WORK REQUIRED
Look through the lines below and copy each one that includes "Presented".

DATA FOR PROCESSING
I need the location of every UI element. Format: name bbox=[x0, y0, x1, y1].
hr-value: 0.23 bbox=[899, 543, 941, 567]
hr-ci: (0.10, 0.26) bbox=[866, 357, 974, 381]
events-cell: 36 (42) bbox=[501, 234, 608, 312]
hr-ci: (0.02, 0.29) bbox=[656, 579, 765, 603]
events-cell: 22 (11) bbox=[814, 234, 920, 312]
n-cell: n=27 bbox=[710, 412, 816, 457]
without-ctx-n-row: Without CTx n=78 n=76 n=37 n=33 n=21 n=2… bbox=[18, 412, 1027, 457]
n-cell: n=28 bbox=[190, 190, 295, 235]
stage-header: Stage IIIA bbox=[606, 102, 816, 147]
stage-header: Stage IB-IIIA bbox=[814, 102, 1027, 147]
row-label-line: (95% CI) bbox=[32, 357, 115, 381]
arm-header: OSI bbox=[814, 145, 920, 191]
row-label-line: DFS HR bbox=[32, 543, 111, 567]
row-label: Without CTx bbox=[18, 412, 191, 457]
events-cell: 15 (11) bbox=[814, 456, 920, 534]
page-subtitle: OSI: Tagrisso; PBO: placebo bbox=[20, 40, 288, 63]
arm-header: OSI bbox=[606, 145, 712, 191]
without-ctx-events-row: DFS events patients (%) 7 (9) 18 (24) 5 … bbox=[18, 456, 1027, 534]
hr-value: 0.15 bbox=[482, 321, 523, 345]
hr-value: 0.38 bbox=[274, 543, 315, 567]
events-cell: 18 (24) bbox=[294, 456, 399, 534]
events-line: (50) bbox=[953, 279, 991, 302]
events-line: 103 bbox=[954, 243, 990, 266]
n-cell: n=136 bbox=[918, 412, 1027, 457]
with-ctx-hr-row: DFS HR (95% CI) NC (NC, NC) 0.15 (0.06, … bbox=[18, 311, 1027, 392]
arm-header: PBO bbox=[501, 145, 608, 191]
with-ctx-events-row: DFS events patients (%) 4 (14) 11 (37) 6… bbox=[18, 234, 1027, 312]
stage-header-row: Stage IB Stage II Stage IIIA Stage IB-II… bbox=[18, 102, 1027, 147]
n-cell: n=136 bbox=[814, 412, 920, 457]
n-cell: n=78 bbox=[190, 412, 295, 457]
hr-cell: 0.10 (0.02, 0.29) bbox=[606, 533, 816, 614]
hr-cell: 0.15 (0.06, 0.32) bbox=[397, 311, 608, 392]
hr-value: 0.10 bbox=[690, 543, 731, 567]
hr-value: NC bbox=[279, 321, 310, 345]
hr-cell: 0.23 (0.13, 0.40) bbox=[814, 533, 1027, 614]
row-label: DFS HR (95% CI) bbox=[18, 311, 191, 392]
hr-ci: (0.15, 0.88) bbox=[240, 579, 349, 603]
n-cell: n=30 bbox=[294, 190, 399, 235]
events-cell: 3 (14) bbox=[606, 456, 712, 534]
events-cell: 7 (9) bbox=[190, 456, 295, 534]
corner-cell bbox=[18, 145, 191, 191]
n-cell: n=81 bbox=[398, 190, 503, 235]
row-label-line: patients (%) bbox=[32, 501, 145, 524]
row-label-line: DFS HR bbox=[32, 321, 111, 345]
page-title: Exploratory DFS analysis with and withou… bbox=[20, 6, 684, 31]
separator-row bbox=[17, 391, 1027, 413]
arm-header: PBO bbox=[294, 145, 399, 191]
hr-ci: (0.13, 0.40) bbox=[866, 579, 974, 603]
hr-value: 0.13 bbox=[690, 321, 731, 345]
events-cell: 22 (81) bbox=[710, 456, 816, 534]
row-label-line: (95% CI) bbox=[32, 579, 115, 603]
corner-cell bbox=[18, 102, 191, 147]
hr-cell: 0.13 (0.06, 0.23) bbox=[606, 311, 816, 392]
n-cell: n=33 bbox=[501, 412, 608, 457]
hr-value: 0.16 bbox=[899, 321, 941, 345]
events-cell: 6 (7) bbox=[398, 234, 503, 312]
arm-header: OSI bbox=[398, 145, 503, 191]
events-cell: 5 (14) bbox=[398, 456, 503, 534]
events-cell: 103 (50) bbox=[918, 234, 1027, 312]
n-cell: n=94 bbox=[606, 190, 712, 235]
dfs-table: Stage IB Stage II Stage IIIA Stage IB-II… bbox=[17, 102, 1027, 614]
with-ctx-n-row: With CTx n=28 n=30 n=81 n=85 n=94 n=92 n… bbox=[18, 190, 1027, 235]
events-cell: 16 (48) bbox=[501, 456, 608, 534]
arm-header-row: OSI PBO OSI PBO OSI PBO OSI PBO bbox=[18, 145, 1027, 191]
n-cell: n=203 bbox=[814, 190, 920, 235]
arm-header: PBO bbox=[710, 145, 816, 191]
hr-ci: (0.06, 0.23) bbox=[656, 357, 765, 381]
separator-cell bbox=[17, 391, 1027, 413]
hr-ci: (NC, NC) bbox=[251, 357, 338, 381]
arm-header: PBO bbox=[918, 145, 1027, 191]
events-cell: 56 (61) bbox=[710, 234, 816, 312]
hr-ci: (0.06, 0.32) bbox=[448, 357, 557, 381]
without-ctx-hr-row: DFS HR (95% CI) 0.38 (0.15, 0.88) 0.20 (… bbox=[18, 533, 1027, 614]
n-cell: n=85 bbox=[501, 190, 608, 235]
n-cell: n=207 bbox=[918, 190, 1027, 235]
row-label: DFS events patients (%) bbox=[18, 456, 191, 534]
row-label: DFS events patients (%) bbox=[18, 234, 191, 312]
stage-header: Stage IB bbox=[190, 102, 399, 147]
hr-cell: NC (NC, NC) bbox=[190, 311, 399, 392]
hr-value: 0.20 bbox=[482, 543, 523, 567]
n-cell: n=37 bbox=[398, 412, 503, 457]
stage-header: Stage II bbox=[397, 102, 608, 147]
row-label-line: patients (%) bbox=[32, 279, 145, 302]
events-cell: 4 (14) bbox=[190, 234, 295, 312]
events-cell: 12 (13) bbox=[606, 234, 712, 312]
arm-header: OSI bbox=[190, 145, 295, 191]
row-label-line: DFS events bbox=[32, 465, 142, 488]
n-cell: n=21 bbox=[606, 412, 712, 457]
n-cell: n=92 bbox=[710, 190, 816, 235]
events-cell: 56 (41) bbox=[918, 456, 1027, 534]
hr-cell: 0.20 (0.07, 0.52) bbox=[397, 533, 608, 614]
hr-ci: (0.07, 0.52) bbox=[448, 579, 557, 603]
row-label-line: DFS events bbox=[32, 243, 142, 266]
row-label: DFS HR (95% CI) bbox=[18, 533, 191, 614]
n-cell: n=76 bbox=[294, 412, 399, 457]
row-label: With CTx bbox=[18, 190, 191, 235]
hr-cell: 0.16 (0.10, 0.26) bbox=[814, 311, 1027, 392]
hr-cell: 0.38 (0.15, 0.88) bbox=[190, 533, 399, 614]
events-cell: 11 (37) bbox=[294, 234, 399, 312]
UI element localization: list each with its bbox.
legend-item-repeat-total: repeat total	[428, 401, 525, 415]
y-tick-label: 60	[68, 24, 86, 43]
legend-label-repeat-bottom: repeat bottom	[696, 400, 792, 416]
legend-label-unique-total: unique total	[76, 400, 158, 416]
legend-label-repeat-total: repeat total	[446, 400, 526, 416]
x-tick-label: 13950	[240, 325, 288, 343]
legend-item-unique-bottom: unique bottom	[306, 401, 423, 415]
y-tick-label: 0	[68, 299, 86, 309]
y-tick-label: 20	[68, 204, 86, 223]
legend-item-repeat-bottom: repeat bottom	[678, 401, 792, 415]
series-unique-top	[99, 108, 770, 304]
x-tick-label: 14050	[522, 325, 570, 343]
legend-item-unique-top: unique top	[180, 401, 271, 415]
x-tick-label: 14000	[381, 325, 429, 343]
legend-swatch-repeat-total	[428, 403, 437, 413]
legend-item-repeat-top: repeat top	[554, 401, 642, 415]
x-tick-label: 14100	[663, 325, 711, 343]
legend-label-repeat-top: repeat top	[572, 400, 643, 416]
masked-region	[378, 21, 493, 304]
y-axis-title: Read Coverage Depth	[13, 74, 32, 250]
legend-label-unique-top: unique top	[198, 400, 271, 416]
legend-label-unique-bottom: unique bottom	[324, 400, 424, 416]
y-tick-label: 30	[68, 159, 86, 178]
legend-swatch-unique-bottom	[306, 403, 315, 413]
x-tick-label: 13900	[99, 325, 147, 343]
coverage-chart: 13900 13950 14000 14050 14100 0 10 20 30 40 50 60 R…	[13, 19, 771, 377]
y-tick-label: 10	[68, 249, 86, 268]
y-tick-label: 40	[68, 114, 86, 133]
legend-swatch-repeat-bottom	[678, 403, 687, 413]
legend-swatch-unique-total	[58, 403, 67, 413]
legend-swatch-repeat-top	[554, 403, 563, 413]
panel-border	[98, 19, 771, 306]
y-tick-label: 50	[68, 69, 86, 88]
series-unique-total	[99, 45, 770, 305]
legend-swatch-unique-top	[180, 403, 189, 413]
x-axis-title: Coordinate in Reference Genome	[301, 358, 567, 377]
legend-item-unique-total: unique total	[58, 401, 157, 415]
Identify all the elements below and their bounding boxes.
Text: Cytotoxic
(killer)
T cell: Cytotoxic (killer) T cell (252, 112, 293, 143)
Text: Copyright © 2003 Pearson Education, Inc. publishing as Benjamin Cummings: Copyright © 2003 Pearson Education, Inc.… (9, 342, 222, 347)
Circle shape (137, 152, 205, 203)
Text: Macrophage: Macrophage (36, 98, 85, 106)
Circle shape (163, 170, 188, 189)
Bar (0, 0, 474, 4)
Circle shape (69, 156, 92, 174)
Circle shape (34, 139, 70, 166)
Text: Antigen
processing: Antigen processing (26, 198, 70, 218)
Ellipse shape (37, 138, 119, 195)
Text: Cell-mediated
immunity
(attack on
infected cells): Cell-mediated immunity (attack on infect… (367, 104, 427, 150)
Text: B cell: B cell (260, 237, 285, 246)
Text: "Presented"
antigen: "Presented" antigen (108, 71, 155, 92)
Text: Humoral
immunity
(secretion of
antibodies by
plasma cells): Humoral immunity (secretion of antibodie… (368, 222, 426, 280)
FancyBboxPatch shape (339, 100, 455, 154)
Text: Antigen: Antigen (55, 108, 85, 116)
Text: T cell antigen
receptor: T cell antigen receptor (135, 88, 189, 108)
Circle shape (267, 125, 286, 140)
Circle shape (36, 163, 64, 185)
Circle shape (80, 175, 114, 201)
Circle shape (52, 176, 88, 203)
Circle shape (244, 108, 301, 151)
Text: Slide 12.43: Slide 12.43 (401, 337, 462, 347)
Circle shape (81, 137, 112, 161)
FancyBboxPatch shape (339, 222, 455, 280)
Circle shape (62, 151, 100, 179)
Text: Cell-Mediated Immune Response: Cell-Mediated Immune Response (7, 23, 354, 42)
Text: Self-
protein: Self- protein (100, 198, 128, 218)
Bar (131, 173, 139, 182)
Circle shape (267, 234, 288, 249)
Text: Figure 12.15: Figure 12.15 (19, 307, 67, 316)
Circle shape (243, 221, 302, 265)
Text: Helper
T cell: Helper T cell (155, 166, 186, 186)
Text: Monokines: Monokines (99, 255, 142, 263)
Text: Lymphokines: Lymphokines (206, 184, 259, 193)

RESULT FOR THIS TASK
Text: "Presented"
antigen: "Presented" antigen (108, 71, 155, 92)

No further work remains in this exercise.